TASK DETAILS => Find how many lines in the material contain "rate"; your answer should be that number alone.

*** WORKING DATA

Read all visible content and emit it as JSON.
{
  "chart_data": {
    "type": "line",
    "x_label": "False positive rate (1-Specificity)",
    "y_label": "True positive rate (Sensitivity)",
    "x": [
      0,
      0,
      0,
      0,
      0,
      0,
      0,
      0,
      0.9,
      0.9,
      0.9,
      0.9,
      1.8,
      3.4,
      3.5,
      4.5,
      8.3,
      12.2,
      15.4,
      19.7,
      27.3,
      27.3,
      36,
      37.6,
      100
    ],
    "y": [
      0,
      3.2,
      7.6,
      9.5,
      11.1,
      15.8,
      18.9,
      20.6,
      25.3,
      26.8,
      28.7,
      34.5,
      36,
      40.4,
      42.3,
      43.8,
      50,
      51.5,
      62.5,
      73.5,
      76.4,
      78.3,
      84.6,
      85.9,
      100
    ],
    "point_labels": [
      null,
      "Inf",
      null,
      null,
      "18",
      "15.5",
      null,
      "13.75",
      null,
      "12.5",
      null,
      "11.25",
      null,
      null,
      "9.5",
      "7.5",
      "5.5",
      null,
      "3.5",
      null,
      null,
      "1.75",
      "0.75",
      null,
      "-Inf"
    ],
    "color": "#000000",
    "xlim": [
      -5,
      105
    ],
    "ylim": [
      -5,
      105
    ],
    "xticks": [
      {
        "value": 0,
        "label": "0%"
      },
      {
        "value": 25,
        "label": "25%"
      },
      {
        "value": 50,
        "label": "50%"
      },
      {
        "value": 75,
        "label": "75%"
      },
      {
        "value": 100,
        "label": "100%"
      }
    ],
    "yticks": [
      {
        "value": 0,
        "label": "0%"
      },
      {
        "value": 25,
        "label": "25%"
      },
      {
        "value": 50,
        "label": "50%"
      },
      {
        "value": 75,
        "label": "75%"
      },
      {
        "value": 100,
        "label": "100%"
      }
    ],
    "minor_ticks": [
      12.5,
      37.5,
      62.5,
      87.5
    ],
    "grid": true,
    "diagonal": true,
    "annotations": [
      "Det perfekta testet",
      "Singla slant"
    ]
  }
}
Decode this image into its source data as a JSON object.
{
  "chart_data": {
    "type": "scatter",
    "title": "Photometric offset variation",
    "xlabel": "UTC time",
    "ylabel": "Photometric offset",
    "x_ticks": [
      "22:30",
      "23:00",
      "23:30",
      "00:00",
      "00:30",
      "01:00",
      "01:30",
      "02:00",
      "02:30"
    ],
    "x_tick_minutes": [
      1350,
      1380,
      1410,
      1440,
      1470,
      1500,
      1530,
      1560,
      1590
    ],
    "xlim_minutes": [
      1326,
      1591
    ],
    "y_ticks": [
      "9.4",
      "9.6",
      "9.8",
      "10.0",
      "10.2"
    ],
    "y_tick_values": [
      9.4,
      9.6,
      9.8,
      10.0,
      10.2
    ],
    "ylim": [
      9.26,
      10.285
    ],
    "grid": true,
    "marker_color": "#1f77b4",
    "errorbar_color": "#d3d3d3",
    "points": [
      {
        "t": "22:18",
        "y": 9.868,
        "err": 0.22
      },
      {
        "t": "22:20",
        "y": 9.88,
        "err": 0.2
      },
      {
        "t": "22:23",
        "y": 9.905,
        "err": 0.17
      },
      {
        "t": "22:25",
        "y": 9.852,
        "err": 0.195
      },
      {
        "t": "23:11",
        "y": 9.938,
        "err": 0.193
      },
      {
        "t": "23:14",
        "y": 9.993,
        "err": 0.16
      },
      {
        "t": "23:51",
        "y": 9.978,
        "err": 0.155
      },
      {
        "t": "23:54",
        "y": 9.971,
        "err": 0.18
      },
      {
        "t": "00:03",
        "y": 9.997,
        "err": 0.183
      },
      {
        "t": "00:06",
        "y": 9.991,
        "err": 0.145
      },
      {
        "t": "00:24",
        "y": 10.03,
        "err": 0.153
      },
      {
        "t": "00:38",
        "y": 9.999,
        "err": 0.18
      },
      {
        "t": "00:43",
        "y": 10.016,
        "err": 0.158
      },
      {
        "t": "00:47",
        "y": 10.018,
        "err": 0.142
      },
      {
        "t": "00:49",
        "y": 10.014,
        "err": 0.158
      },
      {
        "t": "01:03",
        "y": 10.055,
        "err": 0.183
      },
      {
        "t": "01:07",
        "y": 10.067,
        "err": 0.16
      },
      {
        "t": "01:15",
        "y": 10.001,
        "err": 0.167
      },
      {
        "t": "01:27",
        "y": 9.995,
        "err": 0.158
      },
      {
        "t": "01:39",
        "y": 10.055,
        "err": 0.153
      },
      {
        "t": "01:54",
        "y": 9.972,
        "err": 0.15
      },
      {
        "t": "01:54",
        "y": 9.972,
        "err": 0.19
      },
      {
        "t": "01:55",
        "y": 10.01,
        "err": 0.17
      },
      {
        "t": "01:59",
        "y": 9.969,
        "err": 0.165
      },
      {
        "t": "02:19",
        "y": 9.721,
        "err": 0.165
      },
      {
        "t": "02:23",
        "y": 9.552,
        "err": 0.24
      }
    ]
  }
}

******

CORRECT RESPONSE => 2